▶ [What to do]:
Write out all the lines again, precisely as they stand, but without the images.

▶ [Data for this exercise]:
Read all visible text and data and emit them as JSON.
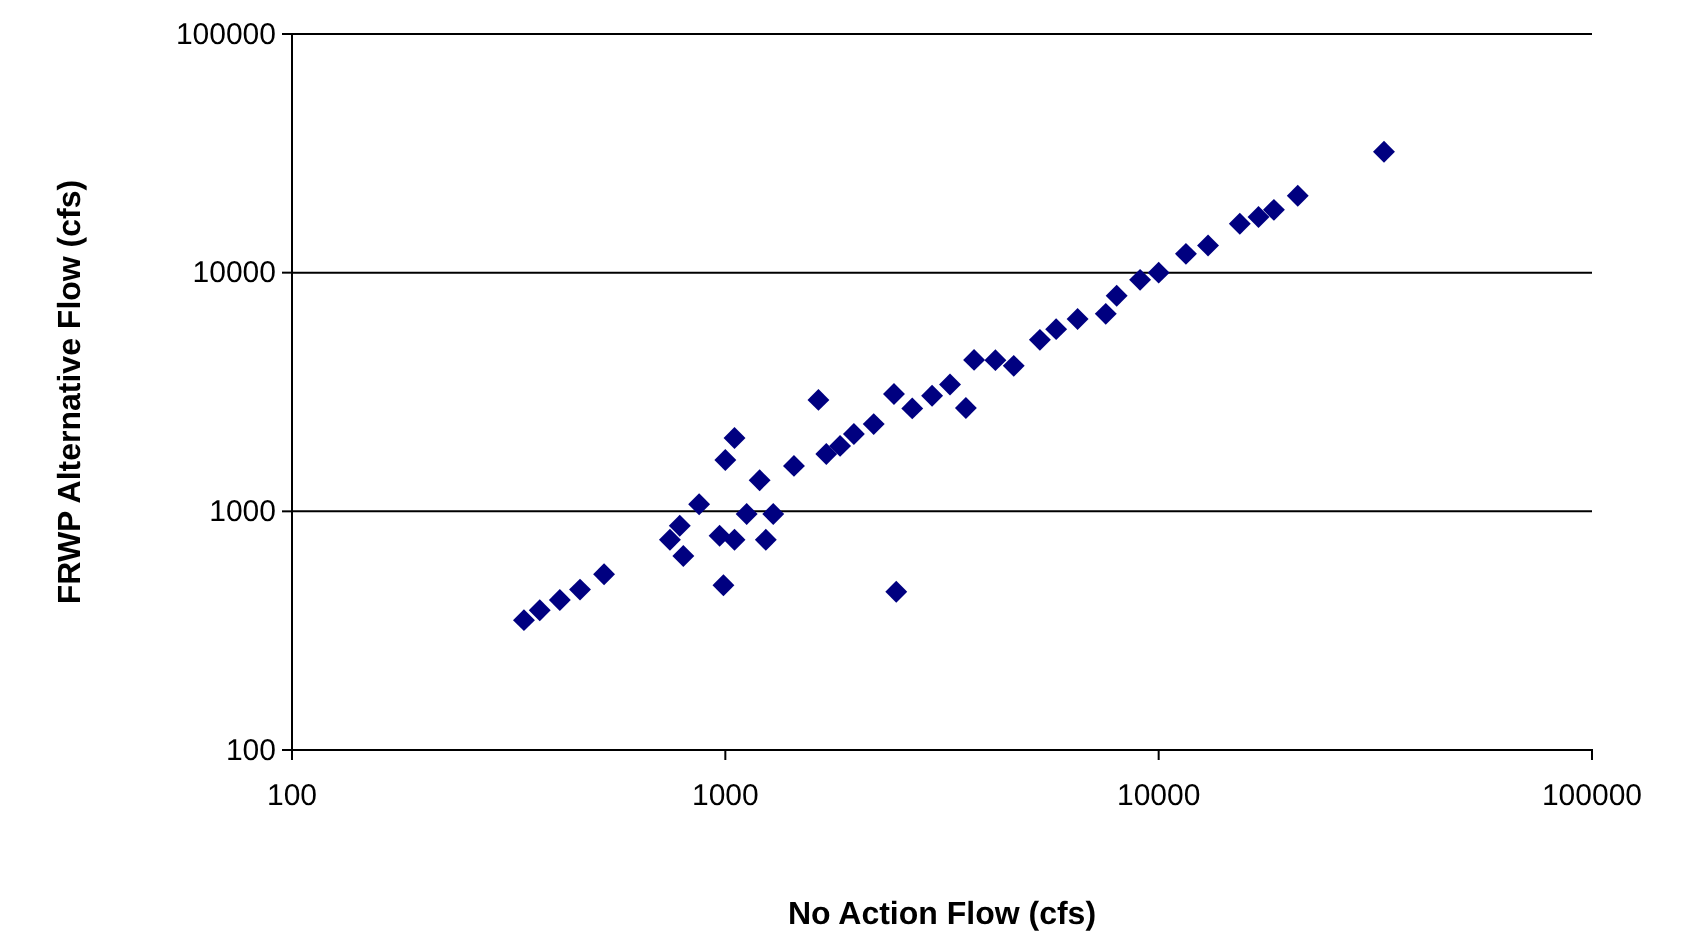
{
  "chart_data": {
    "type": "scatter",
    "xlabel": "No Action Flow (cfs)",
    "ylabel": "FRWP Alternative Flow (cfs)",
    "log": "xy",
    "grid": "y",
    "marker": "diamond",
    "xlim": [
      100,
      100000
    ],
    "ylim": [
      100,
      100000
    ],
    "xticks": [
      100,
      1000,
      10000,
      100000
    ],
    "yticks": [
      100,
      1000,
      10000,
      100000
    ],
    "series": [
      {
        "color": "#000080",
        "x": [
          343,
          373,
          415,
          462,
          525,
          745,
          800,
          785,
          870,
          990,
          1050,
          1000,
          970,
          1050,
          1240,
          1290,
          1120,
          1200,
          1440,
          1640,
          1710,
          1980,
          2200,
          2480,
          1840,
          2450,
          3590,
          3750,
          4630,
          5320,
          7550,
          9060,
          11560,
          15390,
          18450,
          20940,
          33110,
          2700,
          3000,
          3300,
          4200,
          5800,
          6500,
          8000,
          10000,
          13000,
          17000
        ],
        "values": [
          350,
          385,
          425,
          470,
          545,
          760,
          650,
          870,
          1070,
          490,
          2030,
          1640,
          790,
          760,
          760,
          975,
          975,
          1350,
          1550,
          2930,
          1740,
          2110,
          2320,
          460,
          1880,
          3100,
          2710,
          4310,
          4070,
          5230,
          6720,
          9330,
          11990,
          16020,
          18330,
          20990,
          32090,
          2700,
          3050,
          3400,
          4300,
          5800,
          6400,
          8000,
          10000,
          13000,
          17100
        ]
      }
    ]
  }
}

▶ [The response]:
Read all visible text and data and emit them as JSON.
{
  "chart_data": {
    "type": "scatter",
    "xlabel": "No Action Flow (cfs)",
    "ylabel": "FRWP Alternative Flow (cfs)",
    "log": "xy",
    "grid": "y",
    "marker": "diamond",
    "xlim": [
      100,
      100000
    ],
    "ylim": [
      100,
      100000
    ],
    "xticks": [
      100,
      1000,
      10000,
      100000
    ],
    "yticks": [
      100,
      1000,
      10000,
      100000
    ],
    "series": [
      {
        "color": "#000080",
        "x": [
          343,
          373,
          415,
          462,
          525,
          745,
          800,
          785,
          870,
          990,
          1050,
          1000,
          970,
          1050,
          1240,
          1290,
          1120,
          1200,
          1440,
          1640,
          1710,
          1980,
          2200,
          2480,
          1840,
          2450,
          3590,
          3750,
          4630,
          5320,
          7550,
          9060,
          11560,
          15390,
          18450,
          20940,
          33110,
          2700,
          3000,
          3300,
          4200,
          5800,
          6500,
          8000,
          10000,
          13000,
          17000
        ],
        "values": [
          350,
          385,
          425,
          470,
          545,
          760,
          650,
          870,
          1070,
          490,
          2030,
          1640,
          790,
          760,
          760,
          975,
          975,
          1350,
          1550,
          2930,
          1740,
          2110,
          2320,
          460,
          1880,
          3100,
          2710,
          4310,
          4070,
          5230,
          6720,
          9330,
          11990,
          16020,
          18330,
          20990,
          32090,
          2700,
          3050,
          3400,
          4300,
          5800,
          6400,
          8000,
          10000,
          13000,
          17100
        ]
      }
    ]
  }
}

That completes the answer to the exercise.